* **REQUIRED WORK**
Below are some records. Copy every line in them that holds "JSON".

* **RAW RECORDS**
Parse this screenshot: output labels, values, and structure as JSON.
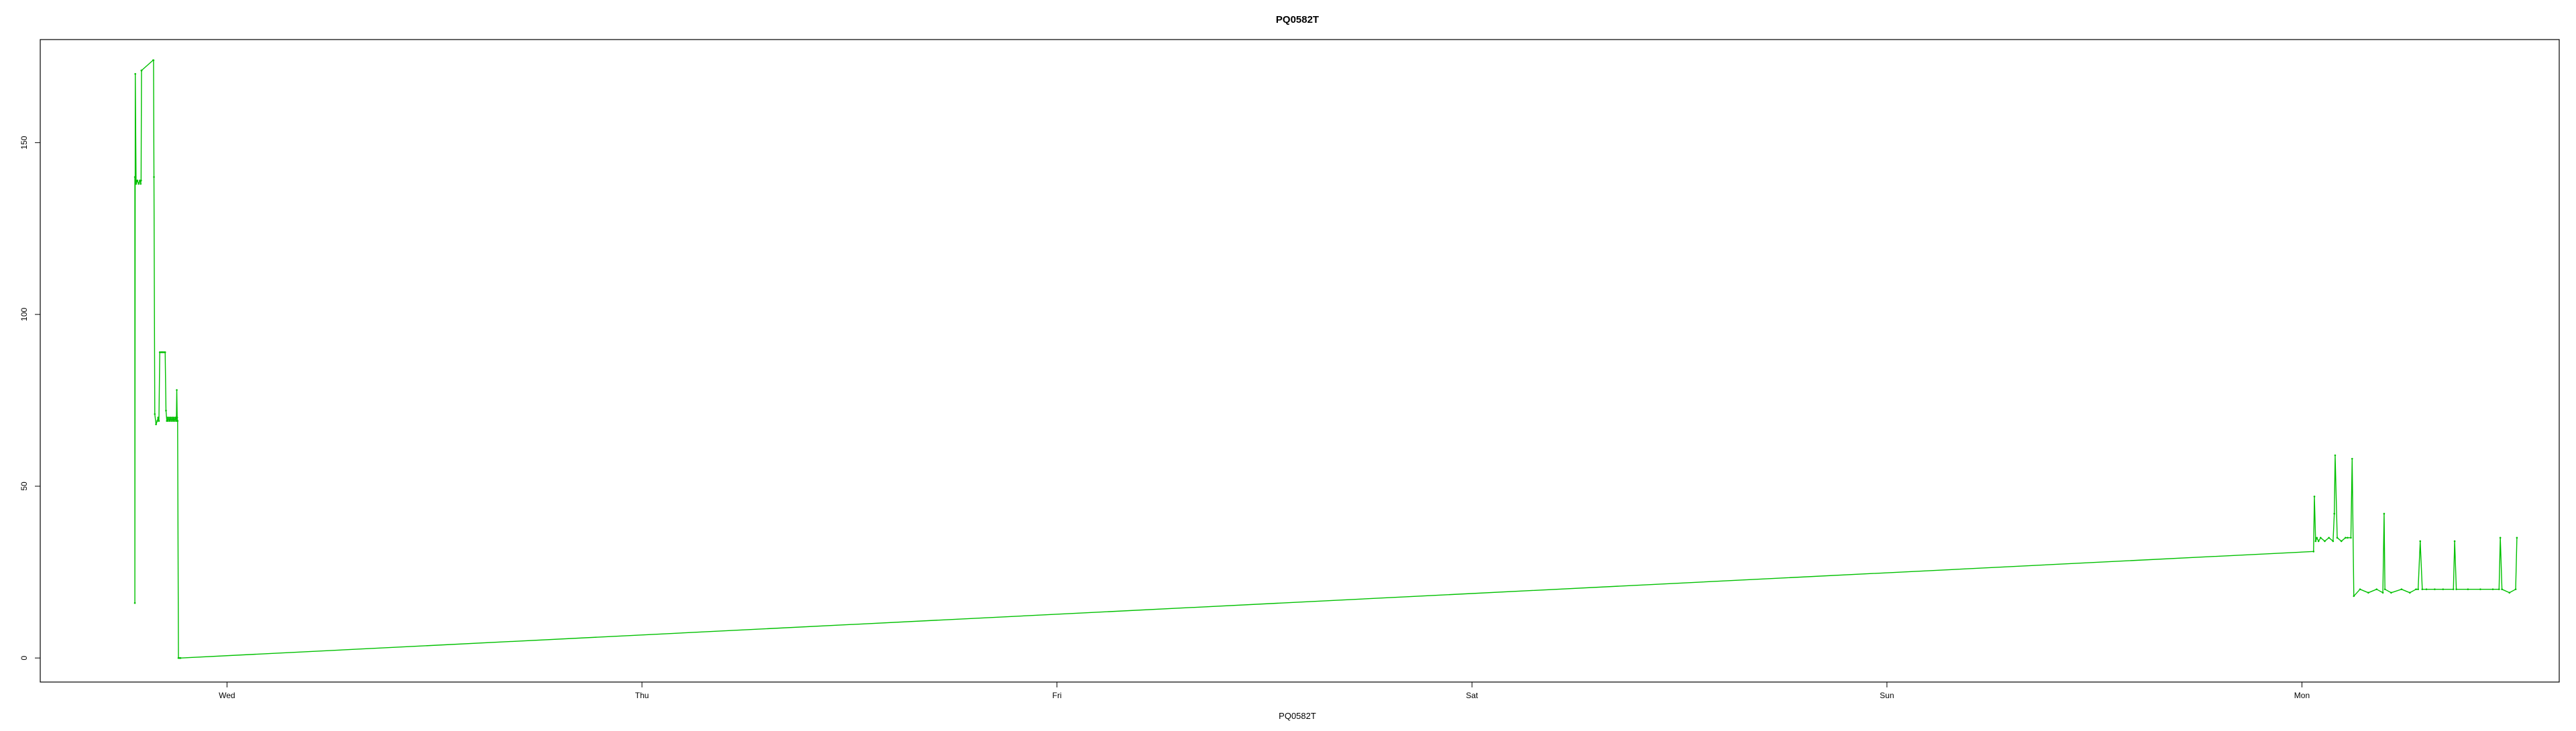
{
  "chart_data": {
    "type": "line",
    "title": "PQ0582T",
    "xlabel": "PQ0582T",
    "ylabel": "",
    "x_unit": "days since Tuesday 00:00",
    "xlim": [
      0.55,
      6.62
    ],
    "ylim": [
      -7,
      180
    ],
    "x_ticks": [
      {
        "value": 1,
        "label": "Wed"
      },
      {
        "value": 2,
        "label": "Thu"
      },
      {
        "value": 3,
        "label": "Fri"
      },
      {
        "value": 4,
        "label": "Sat"
      },
      {
        "value": 5,
        "label": "Sun"
      },
      {
        "value": 6,
        "label": "Mon"
      }
    ],
    "y_ticks": [
      0,
      50,
      100,
      150
    ],
    "grid": false,
    "color": "#00c000",
    "series": [
      {
        "name": "",
        "x": [
          0.778,
          0.778,
          0.779,
          0.781,
          0.784,
          0.787,
          0.79,
          0.792,
          0.793,
          0.794,
          0.794,
          0.822,
          0.823,
          0.824,
          0.826,
          0.829,
          0.832,
          0.834,
          0.836,
          0.838,
          0.841,
          0.843,
          0.845,
          0.848,
          0.851,
          0.853,
          0.855,
          0.856,
          0.858,
          0.86,
          0.862,
          0.864,
          0.866,
          0.868,
          0.87,
          0.872,
          0.874,
          0.876,
          0.878,
          0.879,
          0.88,
          0.881,
          0.883,
          0.886,
          0.888,
          6.028,
          6.03,
          6.033,
          6.036,
          6.04,
          6.045,
          6.055,
          6.065,
          6.075,
          6.078,
          6.08,
          6.085,
          6.095,
          6.105,
          6.11,
          6.118,
          6.121,
          6.125,
          6.14,
          6.16,
          6.18,
          6.195,
          6.198,
          6.2,
          6.215,
          6.24,
          6.26,
          6.275,
          6.28,
          6.285,
          6.29,
          6.3,
          6.32,
          6.34,
          6.365,
          6.368,
          6.372,
          6.4,
          6.43,
          6.46,
          6.475,
          6.478,
          6.482,
          6.5,
          6.515,
          6.518
        ],
        "y": [
          140,
          16,
          170,
          138,
          139,
          138,
          139,
          138,
          139,
          171,
          171,
          174,
          174,
          140,
          71,
          68,
          69,
          70,
          69,
          89,
          89,
          89,
          89,
          89,
          89,
          72,
          69,
          70,
          69,
          70,
          69,
          70,
          69,
          70,
          69,
          70,
          69,
          70,
          69,
          78,
          70,
          69,
          0,
          0,
          0,
          31,
          47,
          34,
          35,
          34,
          35,
          34,
          35,
          34,
          42,
          59,
          35,
          34,
          35,
          35,
          35,
          58,
          18,
          20,
          19,
          20,
          19,
          42,
          20,
          19,
          20,
          19,
          20,
          20,
          34,
          20,
          20,
          20,
          20,
          20,
          34,
          20,
          20,
          20,
          20,
          20,
          35,
          20,
          19,
          20,
          35
        ]
      }
    ]
  }
}
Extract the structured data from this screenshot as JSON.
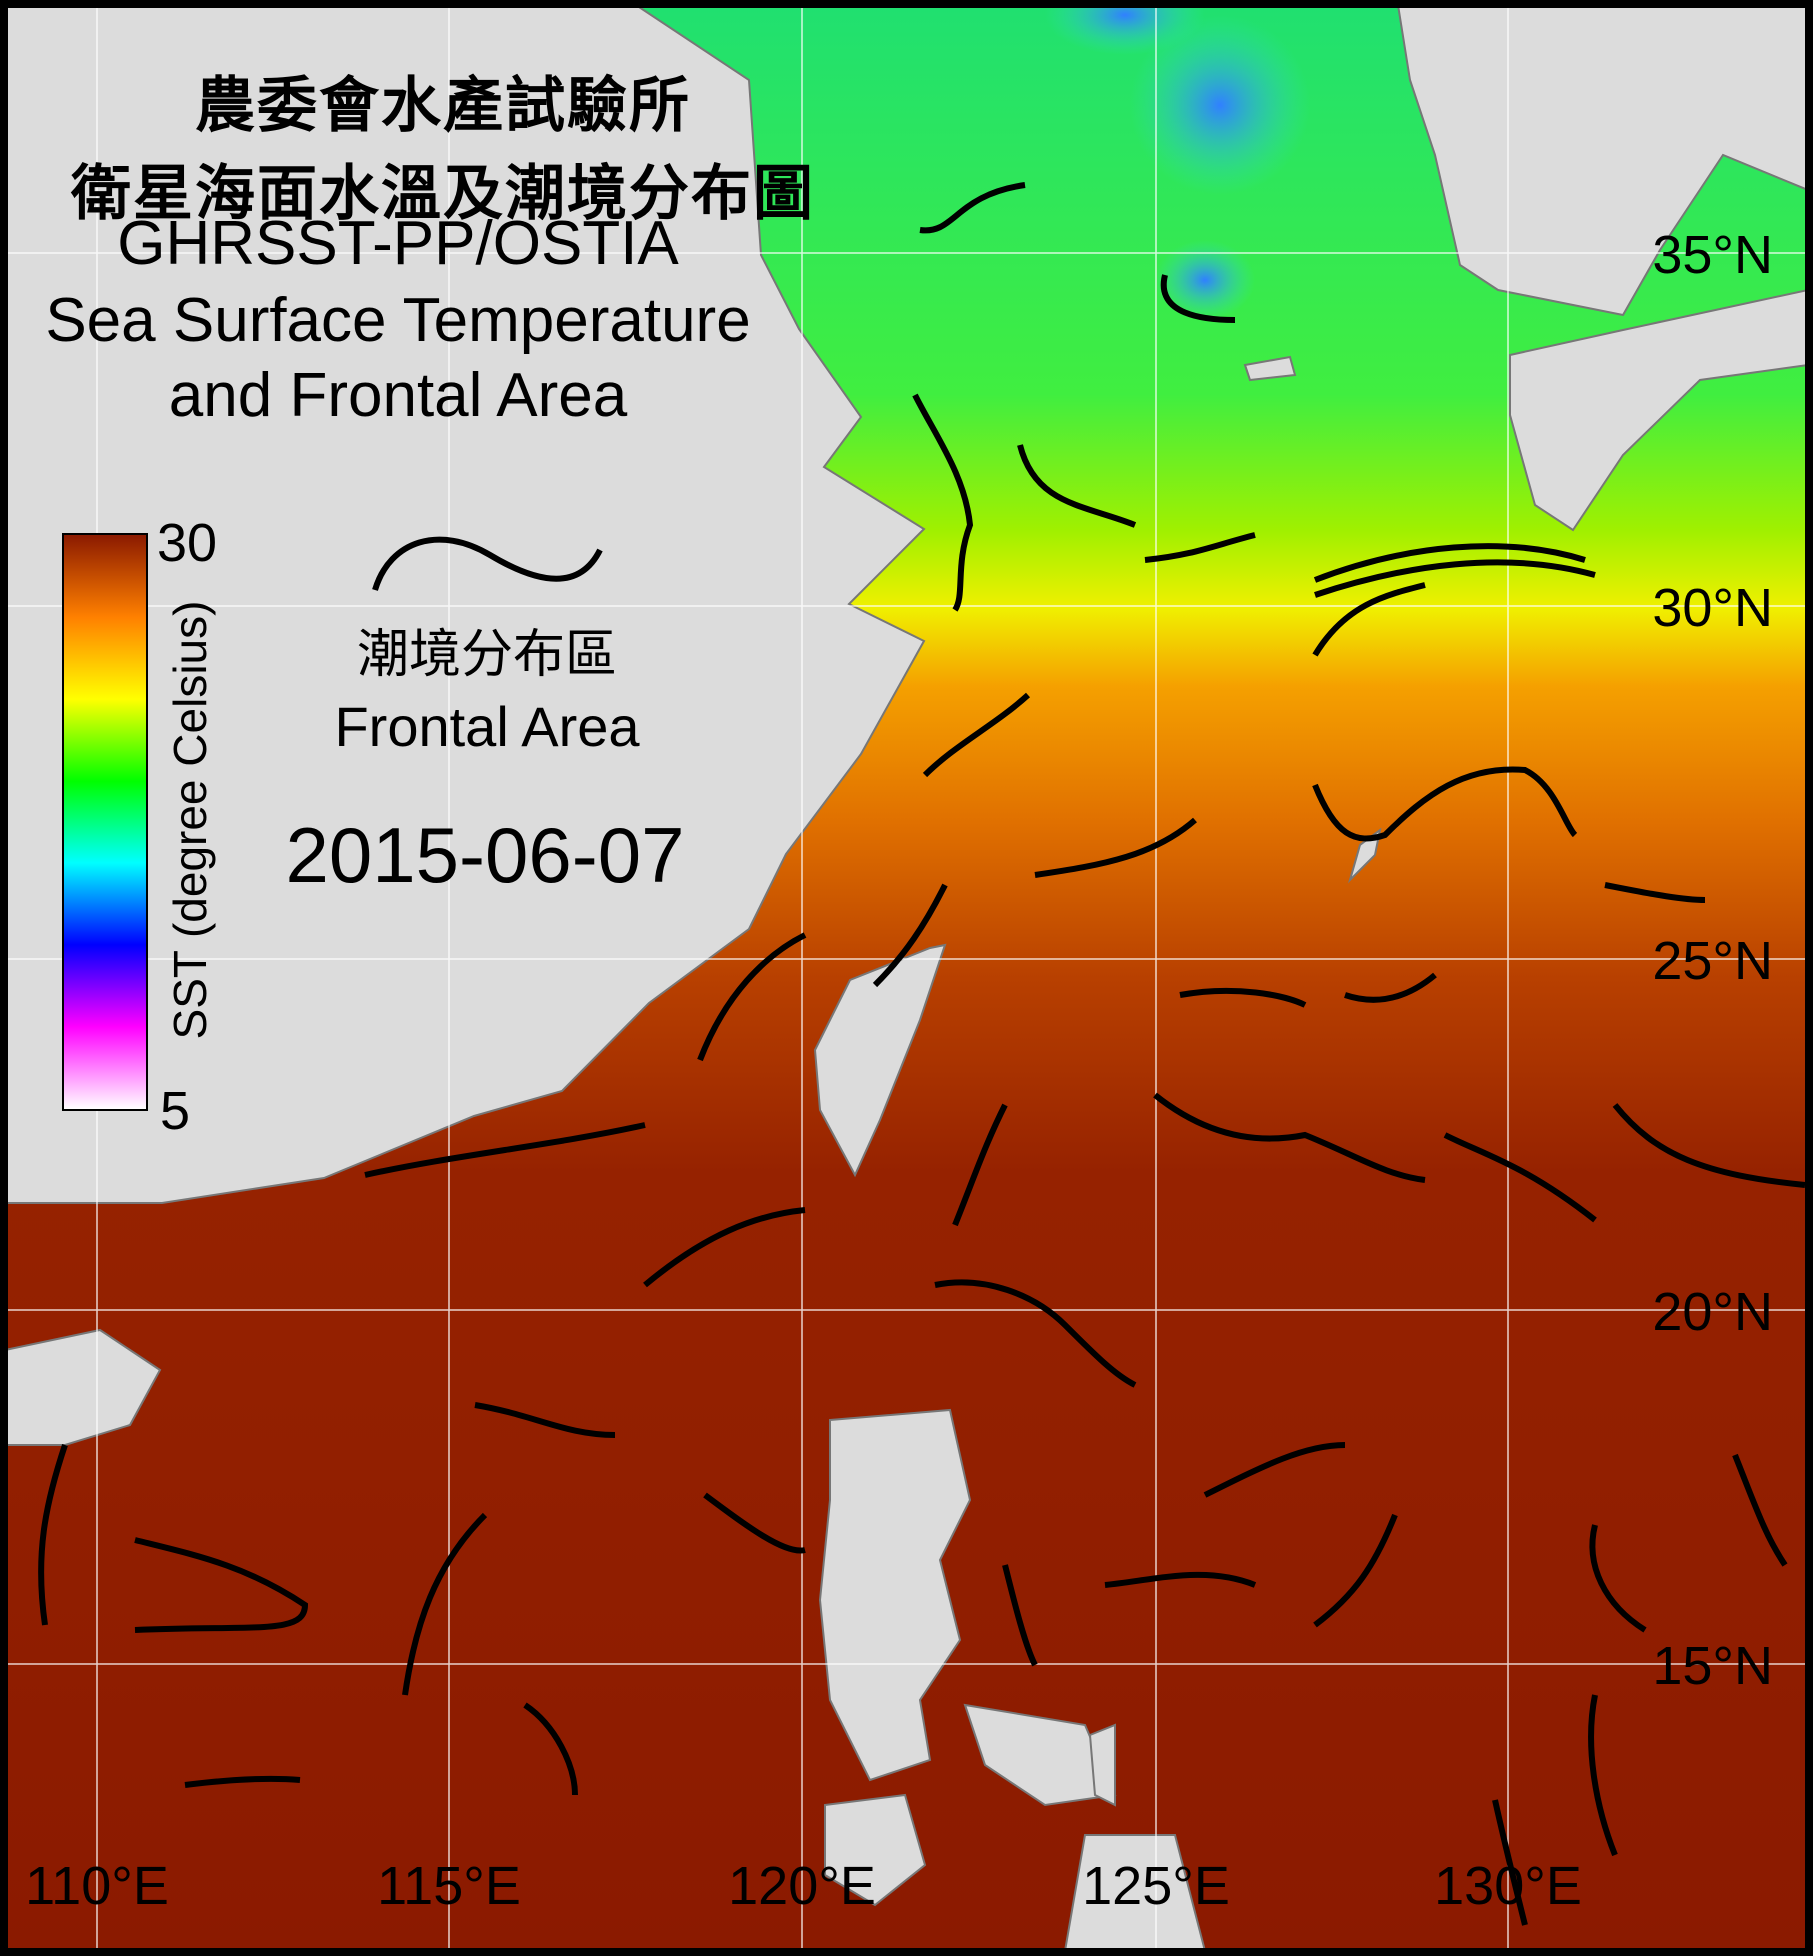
{
  "title": {
    "line1": "農委會水產試驗所",
    "line2": "衛星海面水溫及潮境分布圖",
    "line3": "GHRSST-PP/OSTIA",
    "line4": "Sea Surface Temperature",
    "line5": "and Frontal Area"
  },
  "colorbar": {
    "max_label": "30",
    "min_label": "5",
    "axis_label": "SST (degree Celsius)",
    "colors": [
      "#ffffff",
      "#ff00ff",
      "#0000ff",
      "#00ffff",
      "#00ff00",
      "#ffff00",
      "#ff8000",
      "#8b1a00"
    ]
  },
  "legend": {
    "label_zh": "潮境分布區",
    "label_en": "Frontal Area",
    "symbol": "black-wavy-line"
  },
  "date": "2015-06-07",
  "longitude_labels": [
    "110°E",
    "115°E",
    "120°E",
    "125°E",
    "130°E"
  ],
  "latitude_labels": [
    "35°N",
    "30°N",
    "25°N",
    "20°N",
    "15°N"
  ],
  "colors": {
    "land": "#dcdcdc",
    "front": "#000000",
    "grid": "#ffffff"
  }
}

* **EXERCISE ANSWER**
Parse this screenshot: output labels, values, and structure as JSON.
Extract the structured data from this screenshot as JSON.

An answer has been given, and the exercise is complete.